WHAT YOU WILL DO: Render the rows starting at the line that contains "- Text: 11A: 11A: [142, 161, 158, 170]" and ending at the line that contains "- Text: 📖: 📖: [285, 33, 292, 46]", both included, as a JSON list of strings with one string per line and blank lines left out.

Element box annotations
'''
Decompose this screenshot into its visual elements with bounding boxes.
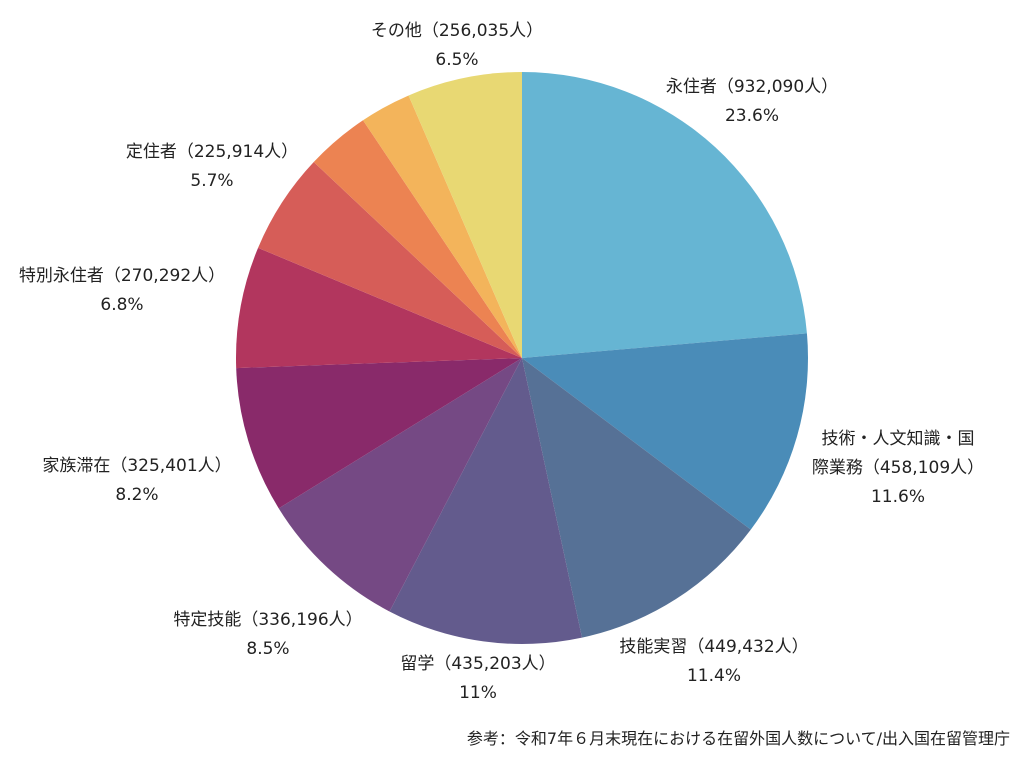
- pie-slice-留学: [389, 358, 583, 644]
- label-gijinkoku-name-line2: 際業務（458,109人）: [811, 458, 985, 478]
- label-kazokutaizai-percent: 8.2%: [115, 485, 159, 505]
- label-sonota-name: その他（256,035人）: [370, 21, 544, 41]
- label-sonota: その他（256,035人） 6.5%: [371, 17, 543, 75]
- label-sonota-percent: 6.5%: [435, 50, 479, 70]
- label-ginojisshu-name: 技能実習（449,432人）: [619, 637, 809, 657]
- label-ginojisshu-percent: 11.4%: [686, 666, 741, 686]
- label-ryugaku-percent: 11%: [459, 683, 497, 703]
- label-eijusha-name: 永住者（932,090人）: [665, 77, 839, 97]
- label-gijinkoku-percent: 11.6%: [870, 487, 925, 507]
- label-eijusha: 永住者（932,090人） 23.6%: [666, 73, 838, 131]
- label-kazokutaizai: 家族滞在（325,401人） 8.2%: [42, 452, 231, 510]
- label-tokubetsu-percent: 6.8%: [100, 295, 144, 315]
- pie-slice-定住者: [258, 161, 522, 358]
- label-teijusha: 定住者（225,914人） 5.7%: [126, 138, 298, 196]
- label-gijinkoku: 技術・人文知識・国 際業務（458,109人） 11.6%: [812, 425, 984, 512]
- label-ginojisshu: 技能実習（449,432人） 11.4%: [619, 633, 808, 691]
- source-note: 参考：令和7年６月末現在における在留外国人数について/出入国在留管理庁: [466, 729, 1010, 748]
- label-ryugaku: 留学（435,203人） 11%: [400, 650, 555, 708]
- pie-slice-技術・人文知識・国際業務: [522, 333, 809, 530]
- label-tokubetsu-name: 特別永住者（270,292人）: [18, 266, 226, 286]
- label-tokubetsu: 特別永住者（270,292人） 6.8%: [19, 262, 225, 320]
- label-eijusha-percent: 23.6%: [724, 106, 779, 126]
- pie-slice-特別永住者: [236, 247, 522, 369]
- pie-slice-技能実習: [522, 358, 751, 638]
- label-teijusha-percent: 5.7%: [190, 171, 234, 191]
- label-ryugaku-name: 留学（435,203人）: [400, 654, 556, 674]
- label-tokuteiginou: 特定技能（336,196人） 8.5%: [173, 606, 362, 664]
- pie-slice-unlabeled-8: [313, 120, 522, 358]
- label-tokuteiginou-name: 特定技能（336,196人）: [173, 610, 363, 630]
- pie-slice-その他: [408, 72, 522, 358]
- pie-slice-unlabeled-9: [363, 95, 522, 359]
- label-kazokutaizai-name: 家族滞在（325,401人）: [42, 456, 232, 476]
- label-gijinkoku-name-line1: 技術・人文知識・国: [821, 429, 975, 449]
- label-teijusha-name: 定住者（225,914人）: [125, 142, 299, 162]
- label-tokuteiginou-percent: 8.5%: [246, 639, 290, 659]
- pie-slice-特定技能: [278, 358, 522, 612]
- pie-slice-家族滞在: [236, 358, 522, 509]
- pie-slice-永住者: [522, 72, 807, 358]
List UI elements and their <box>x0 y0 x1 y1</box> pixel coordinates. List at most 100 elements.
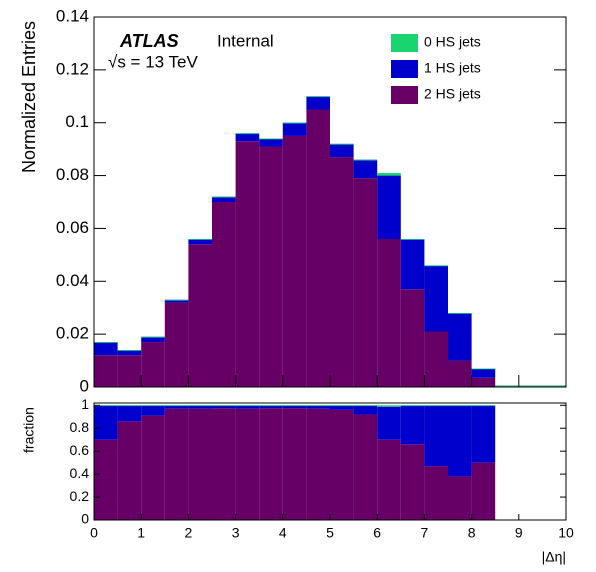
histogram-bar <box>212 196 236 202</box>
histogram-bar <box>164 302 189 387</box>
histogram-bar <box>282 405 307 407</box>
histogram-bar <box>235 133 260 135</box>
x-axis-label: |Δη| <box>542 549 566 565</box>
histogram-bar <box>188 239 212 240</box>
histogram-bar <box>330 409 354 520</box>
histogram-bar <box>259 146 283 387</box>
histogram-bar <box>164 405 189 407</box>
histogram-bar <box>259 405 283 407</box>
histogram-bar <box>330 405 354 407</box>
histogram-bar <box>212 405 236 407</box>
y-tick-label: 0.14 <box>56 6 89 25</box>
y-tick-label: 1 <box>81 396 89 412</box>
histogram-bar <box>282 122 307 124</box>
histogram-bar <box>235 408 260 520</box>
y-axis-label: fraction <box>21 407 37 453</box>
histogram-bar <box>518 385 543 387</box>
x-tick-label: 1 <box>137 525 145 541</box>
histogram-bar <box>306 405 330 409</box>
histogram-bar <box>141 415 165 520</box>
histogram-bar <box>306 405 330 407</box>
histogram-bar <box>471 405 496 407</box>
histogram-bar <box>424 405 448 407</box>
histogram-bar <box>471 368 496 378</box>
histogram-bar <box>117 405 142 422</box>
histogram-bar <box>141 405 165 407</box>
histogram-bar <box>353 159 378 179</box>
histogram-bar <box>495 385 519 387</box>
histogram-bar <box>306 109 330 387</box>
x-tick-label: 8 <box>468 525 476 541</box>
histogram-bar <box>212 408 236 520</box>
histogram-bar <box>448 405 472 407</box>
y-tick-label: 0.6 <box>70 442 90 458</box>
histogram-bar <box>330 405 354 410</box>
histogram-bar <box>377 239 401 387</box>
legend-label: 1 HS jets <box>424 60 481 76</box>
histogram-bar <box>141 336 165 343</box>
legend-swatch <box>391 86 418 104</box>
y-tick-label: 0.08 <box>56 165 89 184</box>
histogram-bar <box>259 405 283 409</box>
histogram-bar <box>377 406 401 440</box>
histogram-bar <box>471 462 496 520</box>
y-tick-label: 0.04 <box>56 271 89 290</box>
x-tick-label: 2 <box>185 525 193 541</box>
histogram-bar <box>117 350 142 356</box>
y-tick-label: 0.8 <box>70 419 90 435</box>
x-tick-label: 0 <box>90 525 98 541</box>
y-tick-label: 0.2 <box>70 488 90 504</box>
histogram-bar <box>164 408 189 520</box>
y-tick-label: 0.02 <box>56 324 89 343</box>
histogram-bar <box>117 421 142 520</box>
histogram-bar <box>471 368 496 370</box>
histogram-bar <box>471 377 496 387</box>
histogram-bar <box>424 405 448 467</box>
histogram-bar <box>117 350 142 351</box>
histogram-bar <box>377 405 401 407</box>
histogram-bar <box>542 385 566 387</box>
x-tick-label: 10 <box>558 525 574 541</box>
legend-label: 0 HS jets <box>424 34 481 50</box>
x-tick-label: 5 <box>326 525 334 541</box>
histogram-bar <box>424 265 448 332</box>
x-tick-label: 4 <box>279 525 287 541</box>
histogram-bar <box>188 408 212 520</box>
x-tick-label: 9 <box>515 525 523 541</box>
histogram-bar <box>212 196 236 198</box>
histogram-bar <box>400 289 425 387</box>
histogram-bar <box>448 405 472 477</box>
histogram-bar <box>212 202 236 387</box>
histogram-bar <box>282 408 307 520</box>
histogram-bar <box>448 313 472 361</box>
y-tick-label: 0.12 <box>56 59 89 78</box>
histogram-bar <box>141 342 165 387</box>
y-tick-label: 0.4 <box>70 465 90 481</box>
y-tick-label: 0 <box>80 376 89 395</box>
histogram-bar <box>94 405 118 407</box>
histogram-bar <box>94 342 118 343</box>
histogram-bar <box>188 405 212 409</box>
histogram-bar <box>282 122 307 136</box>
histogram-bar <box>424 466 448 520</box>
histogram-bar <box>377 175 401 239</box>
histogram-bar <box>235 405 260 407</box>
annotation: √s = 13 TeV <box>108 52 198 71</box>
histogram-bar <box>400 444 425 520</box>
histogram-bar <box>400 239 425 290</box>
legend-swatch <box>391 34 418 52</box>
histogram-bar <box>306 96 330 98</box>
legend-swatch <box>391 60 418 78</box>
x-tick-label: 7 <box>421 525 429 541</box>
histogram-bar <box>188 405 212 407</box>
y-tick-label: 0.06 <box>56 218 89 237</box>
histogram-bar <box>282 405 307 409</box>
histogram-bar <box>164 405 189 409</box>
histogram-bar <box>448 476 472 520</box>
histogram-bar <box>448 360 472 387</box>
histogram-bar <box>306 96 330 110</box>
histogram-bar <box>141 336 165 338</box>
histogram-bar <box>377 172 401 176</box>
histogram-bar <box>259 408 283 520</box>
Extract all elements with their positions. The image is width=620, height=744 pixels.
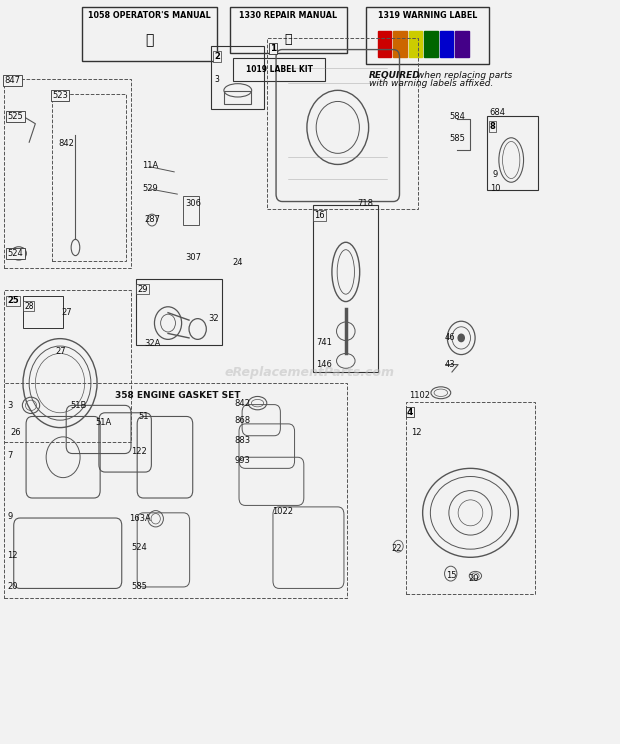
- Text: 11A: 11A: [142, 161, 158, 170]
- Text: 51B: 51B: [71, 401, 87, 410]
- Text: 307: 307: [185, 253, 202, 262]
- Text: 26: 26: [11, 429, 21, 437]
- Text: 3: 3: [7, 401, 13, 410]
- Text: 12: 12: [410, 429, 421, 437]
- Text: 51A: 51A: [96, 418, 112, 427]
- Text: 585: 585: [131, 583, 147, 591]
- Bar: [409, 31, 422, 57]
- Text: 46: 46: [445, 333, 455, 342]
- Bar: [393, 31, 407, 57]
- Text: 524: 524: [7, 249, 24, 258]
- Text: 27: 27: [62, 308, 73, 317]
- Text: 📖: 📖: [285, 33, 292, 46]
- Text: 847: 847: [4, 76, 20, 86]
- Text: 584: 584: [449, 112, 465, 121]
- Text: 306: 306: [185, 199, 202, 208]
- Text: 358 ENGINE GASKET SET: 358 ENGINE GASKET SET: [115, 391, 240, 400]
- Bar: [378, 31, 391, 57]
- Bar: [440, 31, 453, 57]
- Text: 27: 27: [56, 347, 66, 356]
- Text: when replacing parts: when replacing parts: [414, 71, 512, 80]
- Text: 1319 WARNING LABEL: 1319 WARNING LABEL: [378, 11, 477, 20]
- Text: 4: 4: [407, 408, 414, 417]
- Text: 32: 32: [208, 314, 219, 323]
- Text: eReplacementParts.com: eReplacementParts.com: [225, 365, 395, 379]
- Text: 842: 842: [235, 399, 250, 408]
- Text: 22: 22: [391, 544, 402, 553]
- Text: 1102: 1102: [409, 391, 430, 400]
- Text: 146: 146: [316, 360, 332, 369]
'''
TASK OUTPUT:
[
  "- Text: 11A: 11A: [142, 161, 158, 170]",
  "- Text: 51B: 51B: [71, 401, 87, 410]",
  "- Text: 307: 307: [185, 253, 202, 262]",
  "- Text: 26: 26: [11, 429, 21, 437]",
  "- Text: 3: 3: [7, 401, 13, 410]",
  "- Text: 12: 12: [410, 429, 421, 437]",
  "- Text: 51A: 51A: [96, 418, 112, 427]",
  "- Text: 585: 585: [131, 583, 147, 591]",
  "- Bar: [409, 31, 422, 57]",
  "- Text: 46: 46: [445, 333, 455, 342]",
  "- Bar: [393, 31, 407, 57]",
  "- Text: 524: 524: [7, 249, 24, 258]",
  "- Text: 27: 27: [62, 308, 73, 317]",
  "- Text: 📖: 📖: [285, 33, 292, 46]"
]